→ Given entries:

^^^^

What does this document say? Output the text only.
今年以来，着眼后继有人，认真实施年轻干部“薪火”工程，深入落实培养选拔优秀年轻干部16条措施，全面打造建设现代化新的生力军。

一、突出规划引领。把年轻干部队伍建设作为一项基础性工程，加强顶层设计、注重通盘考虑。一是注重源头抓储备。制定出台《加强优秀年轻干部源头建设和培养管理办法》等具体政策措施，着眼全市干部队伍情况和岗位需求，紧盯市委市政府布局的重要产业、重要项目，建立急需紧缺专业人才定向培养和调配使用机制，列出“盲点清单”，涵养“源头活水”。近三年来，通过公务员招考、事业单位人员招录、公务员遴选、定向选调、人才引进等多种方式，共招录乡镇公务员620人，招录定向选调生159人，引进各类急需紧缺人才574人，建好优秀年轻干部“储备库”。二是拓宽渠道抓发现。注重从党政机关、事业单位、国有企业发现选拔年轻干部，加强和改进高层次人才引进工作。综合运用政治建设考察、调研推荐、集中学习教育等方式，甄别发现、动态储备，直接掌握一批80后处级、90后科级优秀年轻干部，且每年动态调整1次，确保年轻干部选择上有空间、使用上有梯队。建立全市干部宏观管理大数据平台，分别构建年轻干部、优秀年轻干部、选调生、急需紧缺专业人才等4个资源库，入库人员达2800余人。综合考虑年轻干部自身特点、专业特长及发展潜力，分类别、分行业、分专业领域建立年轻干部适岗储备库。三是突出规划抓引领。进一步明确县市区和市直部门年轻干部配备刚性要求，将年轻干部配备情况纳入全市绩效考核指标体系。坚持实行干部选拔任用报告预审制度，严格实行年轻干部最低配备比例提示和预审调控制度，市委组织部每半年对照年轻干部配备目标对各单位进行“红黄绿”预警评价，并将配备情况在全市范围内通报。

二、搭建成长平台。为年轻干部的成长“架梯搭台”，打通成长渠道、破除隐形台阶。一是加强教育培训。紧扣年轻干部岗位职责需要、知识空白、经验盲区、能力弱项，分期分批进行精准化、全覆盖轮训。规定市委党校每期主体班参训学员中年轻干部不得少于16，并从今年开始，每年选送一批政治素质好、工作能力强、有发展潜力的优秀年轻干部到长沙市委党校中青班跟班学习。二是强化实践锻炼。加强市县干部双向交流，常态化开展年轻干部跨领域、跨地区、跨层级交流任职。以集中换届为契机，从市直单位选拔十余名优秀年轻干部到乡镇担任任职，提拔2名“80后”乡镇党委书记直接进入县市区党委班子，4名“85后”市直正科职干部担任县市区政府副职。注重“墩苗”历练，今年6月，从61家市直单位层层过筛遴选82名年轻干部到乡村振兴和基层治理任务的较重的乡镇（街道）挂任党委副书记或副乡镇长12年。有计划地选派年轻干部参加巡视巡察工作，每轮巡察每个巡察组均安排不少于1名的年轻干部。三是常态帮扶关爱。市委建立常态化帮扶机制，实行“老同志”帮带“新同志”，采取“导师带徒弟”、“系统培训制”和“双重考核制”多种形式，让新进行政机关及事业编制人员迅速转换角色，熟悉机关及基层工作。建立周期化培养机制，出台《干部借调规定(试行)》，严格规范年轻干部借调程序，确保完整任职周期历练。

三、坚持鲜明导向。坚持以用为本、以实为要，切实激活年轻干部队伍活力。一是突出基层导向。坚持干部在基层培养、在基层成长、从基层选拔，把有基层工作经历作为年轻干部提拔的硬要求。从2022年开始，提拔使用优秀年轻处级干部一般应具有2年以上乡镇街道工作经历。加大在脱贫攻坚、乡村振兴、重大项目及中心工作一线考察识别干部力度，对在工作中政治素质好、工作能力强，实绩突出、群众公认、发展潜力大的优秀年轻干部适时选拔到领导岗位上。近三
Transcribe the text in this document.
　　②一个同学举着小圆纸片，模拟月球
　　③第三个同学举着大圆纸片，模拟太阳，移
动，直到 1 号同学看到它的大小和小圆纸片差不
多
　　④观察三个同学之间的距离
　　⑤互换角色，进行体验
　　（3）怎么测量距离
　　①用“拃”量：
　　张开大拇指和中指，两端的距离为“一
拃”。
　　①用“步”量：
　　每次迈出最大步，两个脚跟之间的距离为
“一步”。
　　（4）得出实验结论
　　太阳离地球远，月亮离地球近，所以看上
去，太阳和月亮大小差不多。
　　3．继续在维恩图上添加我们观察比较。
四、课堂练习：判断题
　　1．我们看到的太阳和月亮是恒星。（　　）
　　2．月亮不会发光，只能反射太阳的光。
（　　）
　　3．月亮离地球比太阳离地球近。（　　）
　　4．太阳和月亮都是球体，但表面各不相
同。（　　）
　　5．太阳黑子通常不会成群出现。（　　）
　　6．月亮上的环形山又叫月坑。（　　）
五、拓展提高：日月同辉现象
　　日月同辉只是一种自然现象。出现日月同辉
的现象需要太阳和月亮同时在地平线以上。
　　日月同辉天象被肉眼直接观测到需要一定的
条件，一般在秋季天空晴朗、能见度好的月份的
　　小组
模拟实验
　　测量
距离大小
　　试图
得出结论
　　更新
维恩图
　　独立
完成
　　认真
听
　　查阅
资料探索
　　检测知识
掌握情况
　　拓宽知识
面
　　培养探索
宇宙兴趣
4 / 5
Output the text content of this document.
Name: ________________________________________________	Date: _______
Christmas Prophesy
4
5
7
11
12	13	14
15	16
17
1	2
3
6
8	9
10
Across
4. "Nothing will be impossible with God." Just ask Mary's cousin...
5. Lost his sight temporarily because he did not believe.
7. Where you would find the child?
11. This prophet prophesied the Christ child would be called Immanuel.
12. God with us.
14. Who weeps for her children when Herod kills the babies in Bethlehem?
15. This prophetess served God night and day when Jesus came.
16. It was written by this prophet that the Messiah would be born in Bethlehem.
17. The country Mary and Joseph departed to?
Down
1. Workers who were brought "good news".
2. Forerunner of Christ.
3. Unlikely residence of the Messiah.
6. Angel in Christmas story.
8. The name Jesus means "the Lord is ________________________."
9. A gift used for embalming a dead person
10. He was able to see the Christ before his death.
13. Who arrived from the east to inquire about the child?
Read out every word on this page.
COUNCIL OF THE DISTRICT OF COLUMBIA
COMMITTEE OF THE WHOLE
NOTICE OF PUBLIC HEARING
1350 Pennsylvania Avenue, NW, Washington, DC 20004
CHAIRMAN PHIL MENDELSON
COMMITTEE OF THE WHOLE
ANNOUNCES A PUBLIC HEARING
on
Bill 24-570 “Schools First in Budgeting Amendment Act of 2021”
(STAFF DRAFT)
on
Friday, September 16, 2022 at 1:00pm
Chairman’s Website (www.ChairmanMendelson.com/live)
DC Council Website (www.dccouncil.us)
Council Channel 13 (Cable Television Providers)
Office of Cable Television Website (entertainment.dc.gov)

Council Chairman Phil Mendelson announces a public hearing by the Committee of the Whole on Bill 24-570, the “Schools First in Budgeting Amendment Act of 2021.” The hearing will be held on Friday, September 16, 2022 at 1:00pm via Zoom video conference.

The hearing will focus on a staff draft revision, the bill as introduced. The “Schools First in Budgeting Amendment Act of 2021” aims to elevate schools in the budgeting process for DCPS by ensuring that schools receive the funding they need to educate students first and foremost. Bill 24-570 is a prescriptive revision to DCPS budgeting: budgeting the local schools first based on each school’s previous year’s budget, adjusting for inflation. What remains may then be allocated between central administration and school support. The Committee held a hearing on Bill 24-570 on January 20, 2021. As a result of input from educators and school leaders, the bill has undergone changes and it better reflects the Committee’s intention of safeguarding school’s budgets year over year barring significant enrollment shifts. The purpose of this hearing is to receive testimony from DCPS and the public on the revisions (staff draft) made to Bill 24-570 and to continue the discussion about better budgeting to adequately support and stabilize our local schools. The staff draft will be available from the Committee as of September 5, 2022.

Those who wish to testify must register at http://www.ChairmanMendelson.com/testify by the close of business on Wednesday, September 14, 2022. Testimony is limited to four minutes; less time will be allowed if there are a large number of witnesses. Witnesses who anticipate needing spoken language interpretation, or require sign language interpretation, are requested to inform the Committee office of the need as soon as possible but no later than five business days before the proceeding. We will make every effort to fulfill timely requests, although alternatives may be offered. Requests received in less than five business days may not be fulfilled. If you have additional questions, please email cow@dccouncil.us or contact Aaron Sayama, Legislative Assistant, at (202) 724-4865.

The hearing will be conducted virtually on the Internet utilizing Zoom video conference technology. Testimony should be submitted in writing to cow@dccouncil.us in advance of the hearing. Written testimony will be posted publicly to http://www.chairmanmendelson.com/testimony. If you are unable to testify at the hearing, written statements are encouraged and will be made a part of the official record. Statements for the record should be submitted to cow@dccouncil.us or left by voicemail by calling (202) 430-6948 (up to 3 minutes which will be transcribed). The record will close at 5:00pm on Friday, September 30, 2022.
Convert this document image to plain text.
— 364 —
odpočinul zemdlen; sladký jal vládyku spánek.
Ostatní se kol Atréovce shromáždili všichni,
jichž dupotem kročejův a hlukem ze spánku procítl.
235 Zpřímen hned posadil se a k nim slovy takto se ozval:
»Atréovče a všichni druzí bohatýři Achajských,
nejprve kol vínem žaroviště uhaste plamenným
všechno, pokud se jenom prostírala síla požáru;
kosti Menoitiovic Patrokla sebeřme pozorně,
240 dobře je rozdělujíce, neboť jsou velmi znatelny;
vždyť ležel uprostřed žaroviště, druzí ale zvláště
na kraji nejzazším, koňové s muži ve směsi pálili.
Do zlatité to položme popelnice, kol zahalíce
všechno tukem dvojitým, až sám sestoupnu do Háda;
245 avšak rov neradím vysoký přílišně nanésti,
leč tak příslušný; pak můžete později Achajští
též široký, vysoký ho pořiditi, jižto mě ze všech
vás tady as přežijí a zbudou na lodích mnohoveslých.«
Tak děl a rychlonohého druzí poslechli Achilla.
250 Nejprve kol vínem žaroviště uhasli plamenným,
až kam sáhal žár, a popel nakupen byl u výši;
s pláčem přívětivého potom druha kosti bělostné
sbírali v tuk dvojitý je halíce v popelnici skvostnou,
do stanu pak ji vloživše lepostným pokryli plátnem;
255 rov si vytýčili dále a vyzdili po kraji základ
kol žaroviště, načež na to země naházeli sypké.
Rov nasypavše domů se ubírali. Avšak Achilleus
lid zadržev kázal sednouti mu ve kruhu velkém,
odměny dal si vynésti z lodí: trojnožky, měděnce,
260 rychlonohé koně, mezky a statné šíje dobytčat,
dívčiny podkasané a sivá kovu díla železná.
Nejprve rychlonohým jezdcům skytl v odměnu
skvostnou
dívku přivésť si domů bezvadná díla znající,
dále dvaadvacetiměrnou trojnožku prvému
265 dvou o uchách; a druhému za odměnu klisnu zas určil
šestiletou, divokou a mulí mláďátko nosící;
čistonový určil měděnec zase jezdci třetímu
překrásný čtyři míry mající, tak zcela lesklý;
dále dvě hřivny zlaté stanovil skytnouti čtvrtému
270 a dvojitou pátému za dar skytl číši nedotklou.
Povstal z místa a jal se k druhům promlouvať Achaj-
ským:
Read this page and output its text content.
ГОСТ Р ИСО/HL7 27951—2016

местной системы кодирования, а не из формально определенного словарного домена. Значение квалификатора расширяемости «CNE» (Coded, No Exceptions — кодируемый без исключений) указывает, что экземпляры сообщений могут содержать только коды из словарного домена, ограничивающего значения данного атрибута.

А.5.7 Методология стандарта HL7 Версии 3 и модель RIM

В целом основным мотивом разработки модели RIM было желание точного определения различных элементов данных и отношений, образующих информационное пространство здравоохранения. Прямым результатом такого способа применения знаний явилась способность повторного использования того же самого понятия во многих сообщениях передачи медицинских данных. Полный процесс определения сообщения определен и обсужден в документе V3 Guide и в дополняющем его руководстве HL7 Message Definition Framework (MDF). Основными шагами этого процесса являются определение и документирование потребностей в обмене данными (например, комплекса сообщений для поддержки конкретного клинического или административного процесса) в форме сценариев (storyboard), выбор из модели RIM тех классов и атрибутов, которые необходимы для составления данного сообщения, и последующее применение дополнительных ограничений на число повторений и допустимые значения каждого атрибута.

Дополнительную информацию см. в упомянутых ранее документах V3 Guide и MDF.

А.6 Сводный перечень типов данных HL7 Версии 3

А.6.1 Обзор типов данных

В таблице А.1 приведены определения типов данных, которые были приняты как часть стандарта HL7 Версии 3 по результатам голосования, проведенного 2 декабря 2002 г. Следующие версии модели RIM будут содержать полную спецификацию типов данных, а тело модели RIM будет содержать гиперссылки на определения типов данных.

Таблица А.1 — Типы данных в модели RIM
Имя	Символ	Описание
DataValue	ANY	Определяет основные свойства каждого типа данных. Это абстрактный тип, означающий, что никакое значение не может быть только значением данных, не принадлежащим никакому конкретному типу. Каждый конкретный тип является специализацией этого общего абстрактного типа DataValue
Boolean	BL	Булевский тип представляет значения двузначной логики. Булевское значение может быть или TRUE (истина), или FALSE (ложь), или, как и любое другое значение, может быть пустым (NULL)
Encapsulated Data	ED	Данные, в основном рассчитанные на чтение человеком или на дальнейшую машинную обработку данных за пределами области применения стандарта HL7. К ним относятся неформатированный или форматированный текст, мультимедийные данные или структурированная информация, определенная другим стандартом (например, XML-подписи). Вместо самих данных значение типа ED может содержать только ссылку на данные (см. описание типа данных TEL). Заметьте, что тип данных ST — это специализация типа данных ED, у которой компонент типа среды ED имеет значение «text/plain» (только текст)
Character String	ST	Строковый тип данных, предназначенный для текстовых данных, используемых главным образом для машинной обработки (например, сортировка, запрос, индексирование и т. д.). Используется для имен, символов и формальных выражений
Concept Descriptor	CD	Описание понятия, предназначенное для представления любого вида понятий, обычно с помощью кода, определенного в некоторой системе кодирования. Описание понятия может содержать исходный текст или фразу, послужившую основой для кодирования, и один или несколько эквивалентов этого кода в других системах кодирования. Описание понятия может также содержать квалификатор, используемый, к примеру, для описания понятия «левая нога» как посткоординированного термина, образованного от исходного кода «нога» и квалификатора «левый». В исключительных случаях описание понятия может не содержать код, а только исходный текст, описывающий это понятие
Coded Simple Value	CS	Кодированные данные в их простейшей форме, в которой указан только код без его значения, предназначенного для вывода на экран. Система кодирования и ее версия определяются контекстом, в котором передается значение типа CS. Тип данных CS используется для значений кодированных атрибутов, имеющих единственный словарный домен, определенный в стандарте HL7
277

^^^^

→ Task statement: Search the material above for "plain". Pull out each line where it shows up.

→ Written answer:
Convert this document image to plain text.
Encapsulated Data	ED	Данные, в основном рассчитанные на чтение человеком или на дальнейшую машинную обработку данных за пределами области применения стандарта HL7. К ним относятся неформатированный или форматированный текст, мультимедийные данные или структурированная информация, определенная другим стандартом (например, XML-подписи). Вместо самих данных значение типа ED может содержать только ссылку на данные (см. описание типа данных TEL). Заметьте, что тип данных ST — это специализация типа данных ED, у которой компонент типа среды ED имеет значение «text/plain» (только текст)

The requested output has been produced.